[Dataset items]
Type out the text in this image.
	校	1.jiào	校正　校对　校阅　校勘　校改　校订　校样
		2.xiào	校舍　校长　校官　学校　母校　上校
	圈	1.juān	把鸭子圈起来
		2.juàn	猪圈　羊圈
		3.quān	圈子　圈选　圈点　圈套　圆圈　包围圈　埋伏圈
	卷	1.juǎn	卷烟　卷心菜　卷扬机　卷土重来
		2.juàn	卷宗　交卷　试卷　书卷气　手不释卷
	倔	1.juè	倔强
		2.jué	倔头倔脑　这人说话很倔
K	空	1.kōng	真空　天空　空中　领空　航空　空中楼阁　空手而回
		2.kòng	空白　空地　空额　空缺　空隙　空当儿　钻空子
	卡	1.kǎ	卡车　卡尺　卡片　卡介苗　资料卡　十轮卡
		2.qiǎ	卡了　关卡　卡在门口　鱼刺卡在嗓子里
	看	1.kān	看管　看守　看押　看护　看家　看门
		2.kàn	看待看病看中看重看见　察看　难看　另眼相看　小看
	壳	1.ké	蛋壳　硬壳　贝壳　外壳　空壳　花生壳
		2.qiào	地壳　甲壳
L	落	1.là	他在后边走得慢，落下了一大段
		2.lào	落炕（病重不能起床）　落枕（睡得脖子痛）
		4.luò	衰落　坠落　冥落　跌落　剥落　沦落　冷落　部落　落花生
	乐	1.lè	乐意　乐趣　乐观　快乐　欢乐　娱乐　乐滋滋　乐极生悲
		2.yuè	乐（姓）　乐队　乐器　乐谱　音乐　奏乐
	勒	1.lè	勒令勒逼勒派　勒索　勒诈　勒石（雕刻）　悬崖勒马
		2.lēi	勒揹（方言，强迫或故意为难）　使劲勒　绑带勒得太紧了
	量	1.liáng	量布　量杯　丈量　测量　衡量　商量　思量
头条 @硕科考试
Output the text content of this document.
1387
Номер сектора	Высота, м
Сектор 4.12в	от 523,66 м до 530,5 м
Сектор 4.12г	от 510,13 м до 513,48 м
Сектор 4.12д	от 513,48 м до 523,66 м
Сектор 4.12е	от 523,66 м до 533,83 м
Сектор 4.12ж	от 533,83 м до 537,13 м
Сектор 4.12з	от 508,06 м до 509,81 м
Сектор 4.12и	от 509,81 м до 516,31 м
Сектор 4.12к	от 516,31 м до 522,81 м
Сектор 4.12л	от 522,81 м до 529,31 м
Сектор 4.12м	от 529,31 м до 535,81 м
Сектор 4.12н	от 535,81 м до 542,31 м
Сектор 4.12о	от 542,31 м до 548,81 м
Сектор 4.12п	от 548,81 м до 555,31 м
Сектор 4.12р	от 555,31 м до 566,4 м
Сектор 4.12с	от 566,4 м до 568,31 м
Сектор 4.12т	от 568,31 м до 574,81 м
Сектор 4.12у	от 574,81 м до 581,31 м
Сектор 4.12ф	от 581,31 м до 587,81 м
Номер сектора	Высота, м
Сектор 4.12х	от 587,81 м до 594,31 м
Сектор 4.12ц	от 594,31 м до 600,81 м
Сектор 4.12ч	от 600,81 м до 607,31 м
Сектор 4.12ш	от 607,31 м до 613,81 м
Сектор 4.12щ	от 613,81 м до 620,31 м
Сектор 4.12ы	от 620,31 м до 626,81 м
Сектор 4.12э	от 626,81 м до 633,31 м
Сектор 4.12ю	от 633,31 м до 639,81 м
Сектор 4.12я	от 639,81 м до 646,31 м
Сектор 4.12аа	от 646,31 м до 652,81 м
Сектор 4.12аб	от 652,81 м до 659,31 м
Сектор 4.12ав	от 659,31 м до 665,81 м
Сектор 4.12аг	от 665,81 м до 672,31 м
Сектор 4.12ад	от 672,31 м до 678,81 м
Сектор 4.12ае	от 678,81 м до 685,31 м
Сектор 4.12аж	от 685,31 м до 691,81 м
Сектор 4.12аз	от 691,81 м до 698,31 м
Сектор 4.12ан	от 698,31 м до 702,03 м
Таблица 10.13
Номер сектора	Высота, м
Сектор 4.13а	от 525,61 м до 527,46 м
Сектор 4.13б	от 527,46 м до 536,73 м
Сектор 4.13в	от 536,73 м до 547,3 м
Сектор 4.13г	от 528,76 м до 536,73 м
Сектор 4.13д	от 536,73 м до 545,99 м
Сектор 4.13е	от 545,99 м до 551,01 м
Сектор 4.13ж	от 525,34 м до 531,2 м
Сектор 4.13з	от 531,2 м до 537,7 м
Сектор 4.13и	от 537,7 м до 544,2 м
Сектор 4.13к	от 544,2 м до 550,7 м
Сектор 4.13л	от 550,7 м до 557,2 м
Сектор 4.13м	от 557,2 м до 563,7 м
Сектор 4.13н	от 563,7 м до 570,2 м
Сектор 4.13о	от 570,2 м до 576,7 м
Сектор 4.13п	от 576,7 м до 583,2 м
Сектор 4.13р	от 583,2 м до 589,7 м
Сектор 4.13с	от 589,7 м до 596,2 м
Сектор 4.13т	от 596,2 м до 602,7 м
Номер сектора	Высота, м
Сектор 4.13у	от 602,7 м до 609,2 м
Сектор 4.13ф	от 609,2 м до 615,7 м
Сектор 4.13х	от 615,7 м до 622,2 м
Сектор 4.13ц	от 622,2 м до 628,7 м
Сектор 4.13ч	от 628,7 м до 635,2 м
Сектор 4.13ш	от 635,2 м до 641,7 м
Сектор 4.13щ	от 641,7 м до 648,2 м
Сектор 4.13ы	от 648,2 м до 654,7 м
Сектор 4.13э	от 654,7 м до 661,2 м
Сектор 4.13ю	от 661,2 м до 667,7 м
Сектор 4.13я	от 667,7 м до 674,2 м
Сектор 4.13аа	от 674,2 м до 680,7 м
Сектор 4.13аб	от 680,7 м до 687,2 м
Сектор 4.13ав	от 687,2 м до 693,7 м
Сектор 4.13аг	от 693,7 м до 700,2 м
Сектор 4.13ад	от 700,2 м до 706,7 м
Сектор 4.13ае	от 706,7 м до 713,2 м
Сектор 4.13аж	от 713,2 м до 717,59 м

- _Your goal_: Write out the material from the first line to the last, exactly.

- _Answer to the problem_:
Type out the text in this image.
	校	1.jiào	校正　校对　校阅　校勘　校改　校订　校样
		2.xiào	校舍　校长　校官　学校　母校　上校
	圈	1.juān	把鸭子圈起来
		2.juàn	猪圈　羊圈
		3.quān	圈子　圈选　圈点　圈套　圆圈　包围圈　埋伏圈
	卷	1.juǎn	卷烟　卷心菜　卷扬机　卷土重来
		2.juàn	卷宗　交卷　试卷　书卷气　手不释卷
	倔	1.juè	倔强
		2.jué	倔头倔脑　这人说话很倔
K	空	1.kōng	真空　天空　空中　领空　航空　空中楼阁　空手而回
		2.kòng	空白　空地　空额　空缺　空隙　空当儿　钻空子
	卡	1.kǎ	卡车　卡尺　卡片　卡介苗　资料卡　十轮卡
		2.qiǎ	卡了　关卡　卡在门口　鱼刺卡在嗓子里
	看	1.kān	看管　看守　看押　看护　看家　看门
		2.kàn	看待看病看中看重看见　察看　难看　另眼相看　小看
	壳	1.ké	蛋壳　硬壳　贝壳　外壳　空壳　花生壳
		2.qiào	地壳　甲壳
L	落	1.là	他在后边走得慢，落下了一大段
		2.lào	落炕（病重不能起床）　落枕（睡得脖子痛）
		4.luò	衰落　坠落　冥落　跌落　剥落　沦落　冷落　部落　落花生
	乐	1.lè	乐意　乐趣　乐观　快乐　欢乐　娱乐　乐滋滋　乐极生悲
		2.yuè	乐（姓）　乐队　乐器　乐谱　音乐　奏乐
	勒	1.lè	勒令勒逼勒派　勒索　勒诈　勒石（雕刻）　悬崖勒马
		2.lēi	勒揹（方言，强迫或故意为难）　使劲勒　绑带勒得太紧了
	量	1.liáng	量布　量杯　丈量　测量　衡量　商量　思量
头条 @硕科考试
Output the text content of this document.
1387
Номер сектора	Высота, м
Сектор 4.12в	от 523,66 м до 530,5 м
Сектор 4.12г	от 510,13 м до 513,48 м
Сектор 4.12д	от 513,48 м до 523,66 м
Сектор 4.12е	от 523,66 м до 533,83 м
Сектор 4.12ж	от 533,83 м до 537,13 м
Сектор 4.12з	от 508,06 м до 509,81 м
Сектор 4.12и	от 509,81 м до 516,31 м
Сектор 4.12к	от 516,31 м до 522,81 м
Сектор 4.12л	от 522,81 м до 529,31 м
Сектор 4.12м	от 529,31 м до 535,81 м
Сектор 4.12н	от 535,81 м до 542,31 м
Сектор 4.12о	от 542,31 м до 548,81 м
Сектор 4.12п	от 548,81 м до 555,31 м
Сектор 4.12р	от 555,31 м до 566,4 м
Сектор 4.12с	от 566,4 м до 568,31 м
Сектор 4.12т	от 568,31 м до 574,81 м
Сектор 4.12у	от 574,81 м до 581,31 м
Сектор 4.12ф	от 581,31 м до 587,81 м
Номер сектора	Высота, м
Сектор 4.12х	от 587,81 м до 594,31 м
Сектор 4.12ц	от 594,31 м до 600,81 м
Сектор 4.12ч	от 600,81 м до 607,31 м
Сектор 4.12ш	от 607,31 м до 613,81 м
Сектор 4.12щ	от 613,81 м до 620,31 м
Сектор 4.12ы	от 620,31 м до 626,81 м
Сектор 4.12э	от 626,81 м до 633,31 м
Сектор 4.12ю	от 633,31 м до 639,81 м
Сектор 4.12я	от 639,81 м до 646,31 м
Сектор 4.12аа	от 646,31 м до 652,81 м
Сектор 4.12аб	от 652,81 м до 659,31 м
Сектор 4.12ав	от 659,31 м до 665,81 м
Сектор 4.12аг	от 665,81 м до 672,31 м
Сектор 4.12ад	от 672,31 м до 678,81 м
Сектор 4.12ае	от 678,81 м до 685,31 м
Сектор 4.12аж	от 685,31 м до 691,81 м
Сектор 4.12аз	от 691,81 м до 698,31 м
Сектор 4.12ан	от 698,31 м до 702,03 м
Таблица 10.13
Номер сектора	Высота, м
Сектор 4.13а	от 525,61 м до 527,46 м
Сектор 4.13б	от 527,46 м до 536,73 м
Сектор 4.13в	от 536,73 м до 547,3 м
Сектор 4.13г	от 528,76 м до 536,73 м
Сектор 4.13д	от 536,73 м до 545,99 м
Сектор 4.13е	от 545,99 м до 551,01 м
Сектор 4.13ж	от 525,34 м до 531,2 м
Сектор 4.13з	от 531,2 м до 537,7 м
Сектор 4.13и	от 537,7 м до 544,2 м
Сектор 4.13к	от 544,2 м до 550,7 м
Сектор 4.13л	от 550,7 м до 557,2 м
Сектор 4.13м	от 557,2 м до 563,7 м
Сектор 4.13н	от 563,7 м до 570,2 м
Сектор 4.13о	от 570,2 м до 576,7 м
Сектор 4.13п	от 576,7 м до 583,2 м
Сектор 4.13р	от 583,2 м до 589,7 м
Сектор 4.13с	от 589,7 м до 596,2 м
Сектор 4.13т	от 596,2 м до 602,7 м
Номер сектора	Высота, м
Сектор 4.13у	от 602,7 м до 609,2 м
Сектор 4.13ф	от 609,2 м до 615,7 м
Сектор 4.13х	от 615,7 м до 622,2 м
Сектор 4.13ц	от 622,2 м до 628,7 м
Сектор 4.13ч	от 628,7 м до 635,2 м
Сектор 4.13ш	от 635,2 м до 641,7 м
Сектор 4.13щ	от 641,7 м до 648,2 м
Сектор 4.13ы	от 648,2 м до 654,7 м
Сектор 4.13э	от 654,7 м до 661,2 м
Сектор 4.13ю	от 661,2 м до 667,7 м
Сектор 4.13я	от 667,7 м до 674,2 м
Сектор 4.13аа	от 674,2 м до 680,7 м
Сектор 4.13аб	от 680,7 м до 687,2 м
Сектор 4.13ав	от 687,2 м до 693,7 м
Сектор 4.13аг	от 693,7 м до 700,2 м
Сектор 4.13ад	от 700,2 м до 706,7 м
Сектор 4.13ае	от 706,7 м до 713,2 м
Сектор 4.13аж	от 713,2 м до 717,59 м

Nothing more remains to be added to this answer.